■ **THE PROBLEM**: Here are some records; quote them exactly, leaving out the pictures.

○ ○ ○ ○

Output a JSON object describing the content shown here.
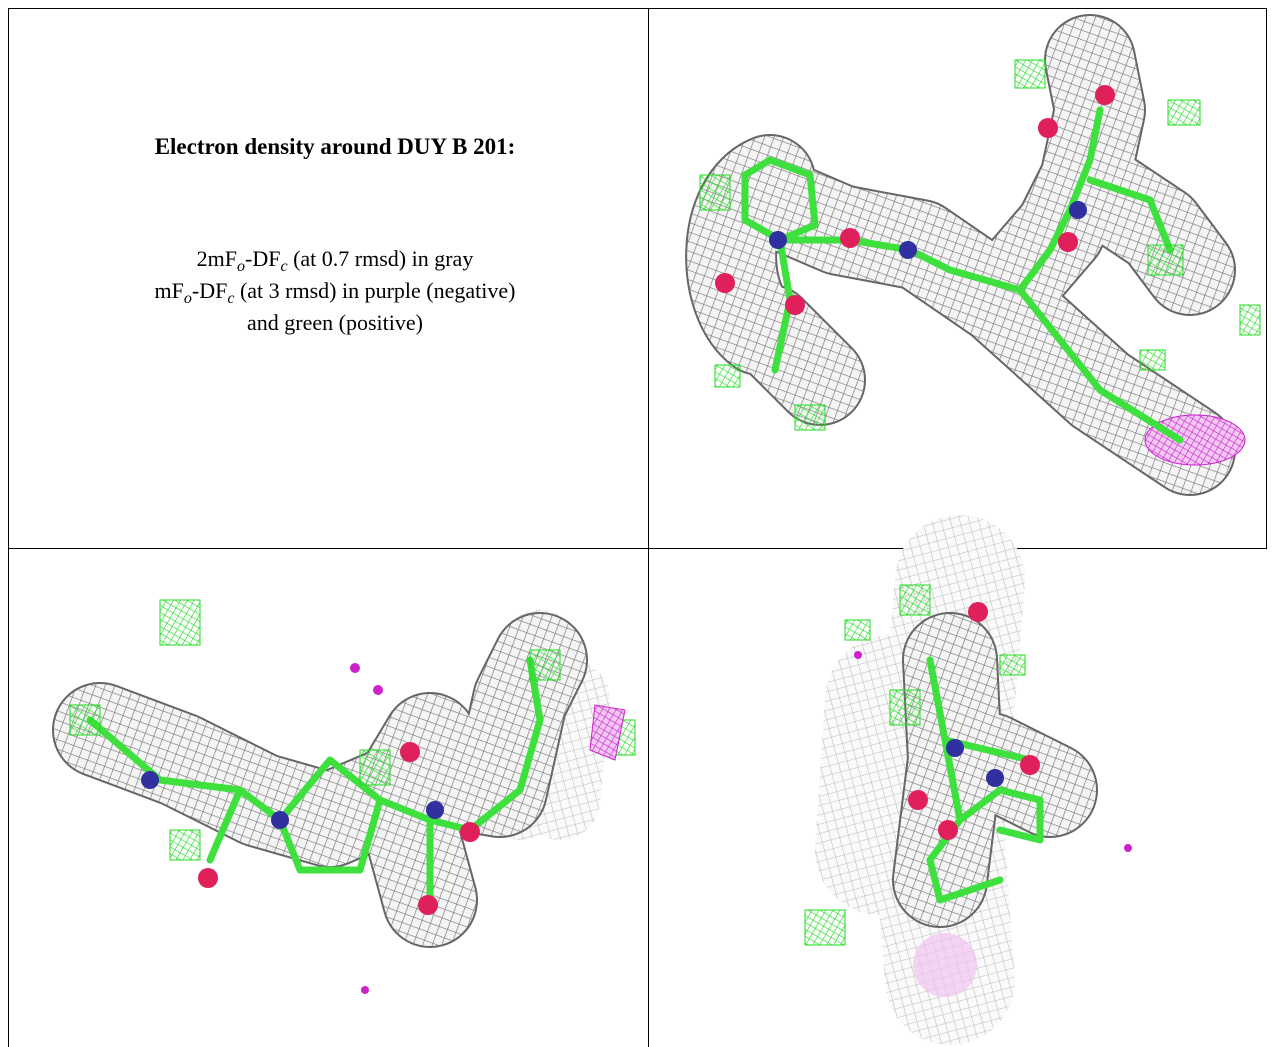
{
  "figure": {
    "title": "Electron density around DUY B 201:",
    "legend_lines": [
      [
        {
          "text": "2mF"
        },
        {
          "text": "o",
          "subscript": true
        },
        {
          "text": "-DF"
        },
        {
          "text": "c",
          "subscript": true
        },
        {
          "text": " (at 0.7 rmsd) in gray"
        }
      ],
      [
        {
          "text": "mF"
        },
        {
          "text": "o",
          "subscript": true
        },
        {
          "text": "-DF"
        },
        {
          "text": "c",
          "subscript": true
        },
        {
          "text": " (at 3 rmsd) in purple (negative)"
        }
      ],
      [
        {
          "text": "and green (positive)"
        }
      ]
    ]
  }
}
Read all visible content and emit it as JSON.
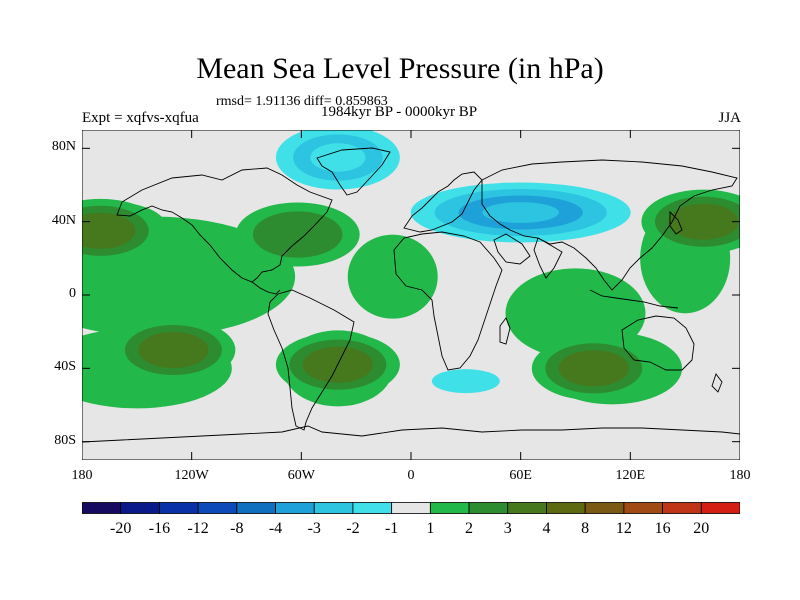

○ ○ ○ ○

■ **RESULT FOR THIS TASK**:
Output a JSON object describing the content shown here.
{
  "figure": {
    "title": "Electron density around DUY B 201:",
    "legend_lines": [
      [
        {
          "text": "2mF"
        },
        {
          "text": "o",
          "subscript": true
        },
        {
          "text": "-DF"
        },
        {
          "text": "c",
          "subscript": true
        },
        {
          "text": " (at 0.7 rmsd) in gray"
        }
      ],
      [
        {
          "text": "mF"
        },
        {
          "text": "o",
          "subscript": true
        },
        {
          "text": "-DF"
        },
        {
          "text": "c",
          "subscript": true
        },
        {
          "text": " (at 3 rmsd) in purple (negative)"
        }
      ],
      [
        {
          "text": "and green (positive)"
        }
      ]
    ]
  }
}
Read all visible content and emit it as JSON.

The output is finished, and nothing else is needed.